Being alone, one can start to lose ...
Human beings form social circles averaging to 150 individuals; this is called the Dunbar’s Number.
A lack of people around us can actually make our brain shrink. The region known for formation of new memories, called the 'dentate gyrus', reduces in size if there is no human interaction. There is also a reduction in spatial processing (locating objects in a given space) and focus.
Positive solitude is a state of being alone without being lonely, in a contented manner.
Loneliness, on the other hand, is isolation with a hunger for social contact, something that distorts one’s perceptions, damaging the ability to interact in a normal way with others. It also lowers one’s self-esteem leading to a loneliness loop, characterized by social withdrawal and depression.

────────────────

▶ WORK INSTRUCTION 1:
In the passage on solitude, reproduce the text starting with "A lack of people" and going on through "space) and focus.", swapping "dentate gyrus" for "hippocampal region".
▶ WORK INSTRUCTION 2:
List the effects of loneliness that the passage on solitude names.
▶ WORK INSTRUCTION 3:
Carry on the passage on solitude from its final sentence.

▶ EXTRACTED ENTRIES:
────────────────

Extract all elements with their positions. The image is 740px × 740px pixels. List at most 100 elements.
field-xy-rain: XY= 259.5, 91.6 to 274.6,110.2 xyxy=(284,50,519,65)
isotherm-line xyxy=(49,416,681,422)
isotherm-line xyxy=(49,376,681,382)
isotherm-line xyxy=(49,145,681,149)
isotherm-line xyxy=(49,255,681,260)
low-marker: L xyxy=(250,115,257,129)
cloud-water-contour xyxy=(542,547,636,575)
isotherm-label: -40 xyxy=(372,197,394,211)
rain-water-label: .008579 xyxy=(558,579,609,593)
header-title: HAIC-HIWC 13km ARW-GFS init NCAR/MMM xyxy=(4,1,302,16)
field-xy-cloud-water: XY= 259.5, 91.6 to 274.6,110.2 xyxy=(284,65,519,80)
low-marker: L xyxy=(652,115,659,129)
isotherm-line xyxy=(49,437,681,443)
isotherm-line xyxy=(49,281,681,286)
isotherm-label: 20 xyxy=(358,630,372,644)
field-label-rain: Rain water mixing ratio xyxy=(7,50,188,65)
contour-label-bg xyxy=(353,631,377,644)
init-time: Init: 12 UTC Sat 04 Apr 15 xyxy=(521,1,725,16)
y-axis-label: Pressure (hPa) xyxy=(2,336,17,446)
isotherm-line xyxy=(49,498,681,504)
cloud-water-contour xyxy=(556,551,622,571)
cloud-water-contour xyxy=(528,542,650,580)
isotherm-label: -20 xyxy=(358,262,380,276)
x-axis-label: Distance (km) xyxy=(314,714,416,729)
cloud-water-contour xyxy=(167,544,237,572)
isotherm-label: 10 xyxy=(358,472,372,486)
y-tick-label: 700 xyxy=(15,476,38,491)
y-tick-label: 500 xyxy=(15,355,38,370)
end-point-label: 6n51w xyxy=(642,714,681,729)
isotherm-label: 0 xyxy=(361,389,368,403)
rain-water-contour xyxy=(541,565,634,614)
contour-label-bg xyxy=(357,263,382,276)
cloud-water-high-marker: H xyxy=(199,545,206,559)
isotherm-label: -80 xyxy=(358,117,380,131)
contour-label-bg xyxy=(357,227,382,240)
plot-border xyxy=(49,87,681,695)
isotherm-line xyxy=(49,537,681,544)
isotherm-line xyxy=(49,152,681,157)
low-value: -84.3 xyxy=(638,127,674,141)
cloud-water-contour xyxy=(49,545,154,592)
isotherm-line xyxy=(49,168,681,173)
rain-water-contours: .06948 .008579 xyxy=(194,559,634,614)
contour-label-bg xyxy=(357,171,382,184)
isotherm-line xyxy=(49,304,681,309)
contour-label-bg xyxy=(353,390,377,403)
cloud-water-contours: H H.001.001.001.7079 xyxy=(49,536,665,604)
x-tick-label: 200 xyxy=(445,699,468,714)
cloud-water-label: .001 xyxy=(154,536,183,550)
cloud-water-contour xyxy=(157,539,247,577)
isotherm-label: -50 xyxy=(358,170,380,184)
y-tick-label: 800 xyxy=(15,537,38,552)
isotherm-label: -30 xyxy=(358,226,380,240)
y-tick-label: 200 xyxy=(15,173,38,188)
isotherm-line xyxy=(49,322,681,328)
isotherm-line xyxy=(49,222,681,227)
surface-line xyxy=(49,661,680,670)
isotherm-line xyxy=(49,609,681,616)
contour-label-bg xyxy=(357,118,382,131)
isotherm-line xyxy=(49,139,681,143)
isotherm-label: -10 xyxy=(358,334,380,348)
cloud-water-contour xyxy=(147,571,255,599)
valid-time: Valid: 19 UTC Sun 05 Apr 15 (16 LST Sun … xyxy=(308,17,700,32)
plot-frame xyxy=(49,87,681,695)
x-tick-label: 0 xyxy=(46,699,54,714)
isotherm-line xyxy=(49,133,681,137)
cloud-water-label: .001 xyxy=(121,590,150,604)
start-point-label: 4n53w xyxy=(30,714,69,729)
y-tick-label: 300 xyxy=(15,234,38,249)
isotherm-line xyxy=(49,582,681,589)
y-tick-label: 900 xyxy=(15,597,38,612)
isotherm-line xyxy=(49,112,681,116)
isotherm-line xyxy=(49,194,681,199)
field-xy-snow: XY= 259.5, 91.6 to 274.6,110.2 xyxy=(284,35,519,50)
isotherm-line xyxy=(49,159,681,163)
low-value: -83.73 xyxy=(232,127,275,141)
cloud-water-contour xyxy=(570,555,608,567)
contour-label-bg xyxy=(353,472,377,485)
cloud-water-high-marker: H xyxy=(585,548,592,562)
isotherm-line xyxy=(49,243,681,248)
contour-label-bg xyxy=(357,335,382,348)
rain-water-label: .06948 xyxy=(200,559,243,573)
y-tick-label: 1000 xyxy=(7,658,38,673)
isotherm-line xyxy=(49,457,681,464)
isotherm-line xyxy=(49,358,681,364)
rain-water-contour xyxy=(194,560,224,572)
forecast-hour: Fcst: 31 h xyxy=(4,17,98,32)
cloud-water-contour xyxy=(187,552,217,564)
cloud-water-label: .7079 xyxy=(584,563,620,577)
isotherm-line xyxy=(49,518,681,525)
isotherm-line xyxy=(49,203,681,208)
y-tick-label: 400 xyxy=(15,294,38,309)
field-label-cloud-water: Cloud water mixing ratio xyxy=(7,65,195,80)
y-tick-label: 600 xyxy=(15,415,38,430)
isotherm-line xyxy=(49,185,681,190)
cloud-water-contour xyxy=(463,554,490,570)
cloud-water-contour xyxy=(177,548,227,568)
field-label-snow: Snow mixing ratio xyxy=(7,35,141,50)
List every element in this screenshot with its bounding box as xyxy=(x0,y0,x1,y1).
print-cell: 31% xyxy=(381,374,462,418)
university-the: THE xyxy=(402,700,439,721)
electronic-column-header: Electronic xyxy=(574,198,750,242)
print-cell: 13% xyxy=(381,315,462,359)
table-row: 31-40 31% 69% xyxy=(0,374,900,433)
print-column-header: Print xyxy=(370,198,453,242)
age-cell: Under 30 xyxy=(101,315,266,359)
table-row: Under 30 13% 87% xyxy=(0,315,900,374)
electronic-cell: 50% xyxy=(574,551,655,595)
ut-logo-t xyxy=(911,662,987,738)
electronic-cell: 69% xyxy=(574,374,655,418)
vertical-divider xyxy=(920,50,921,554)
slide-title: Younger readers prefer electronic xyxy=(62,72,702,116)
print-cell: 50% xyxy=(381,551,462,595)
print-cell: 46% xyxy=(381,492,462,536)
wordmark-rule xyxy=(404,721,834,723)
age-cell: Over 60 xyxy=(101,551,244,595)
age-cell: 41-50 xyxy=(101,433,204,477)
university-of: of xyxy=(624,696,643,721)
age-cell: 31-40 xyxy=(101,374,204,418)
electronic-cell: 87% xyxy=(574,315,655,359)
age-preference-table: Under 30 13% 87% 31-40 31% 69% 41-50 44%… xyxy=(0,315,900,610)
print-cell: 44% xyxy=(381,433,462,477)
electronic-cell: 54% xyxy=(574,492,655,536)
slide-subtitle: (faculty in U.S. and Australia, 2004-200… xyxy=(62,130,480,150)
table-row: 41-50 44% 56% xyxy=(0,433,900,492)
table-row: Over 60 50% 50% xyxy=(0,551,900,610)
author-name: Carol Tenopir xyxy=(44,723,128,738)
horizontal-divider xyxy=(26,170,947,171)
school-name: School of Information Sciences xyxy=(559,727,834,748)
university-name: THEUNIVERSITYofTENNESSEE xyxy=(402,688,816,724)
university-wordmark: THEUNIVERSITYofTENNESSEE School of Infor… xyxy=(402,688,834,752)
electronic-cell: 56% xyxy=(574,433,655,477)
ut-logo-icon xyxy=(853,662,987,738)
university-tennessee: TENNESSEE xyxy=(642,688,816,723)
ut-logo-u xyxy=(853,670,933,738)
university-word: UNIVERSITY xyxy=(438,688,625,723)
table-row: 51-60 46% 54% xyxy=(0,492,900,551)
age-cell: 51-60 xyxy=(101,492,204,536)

────────────────

▶ ANSWER AREA 1:
A lack of people around us can actually make our brain shrink. The region known for formation of new memories, called the 'hippocampal region', reduces in size if there is no human interaction. There is also a reduction in spatial processing (locating objects in a given space) and focus.

▶ ANSWER AREA 2:
- It distorts one's perceptions.
- It damages the ability to interact in a normal way with others.
- It lowers one's self-esteem, which leads to a loneliness loop.

▶ ANSWER AREA 3:
The basic rules that we need to apply:
Hanlon’s razor is a potent mental model which can be used in any situation where our first instinct is a negative assumption. Any wrong hypothesis related to the bad intentions of others is counterproductive and can play havoc in our lives.
Fear has the tendency to divide and isolate us, to shrink us to a tiny version of ourselves. Other negative emotions like jealousy, resentment, anger, bitterness and self-pity also have their roots in fear.
Some fear is good, like staying away from things or activities that can endanger us, but most fear is psychological and a false shadow inside our heads.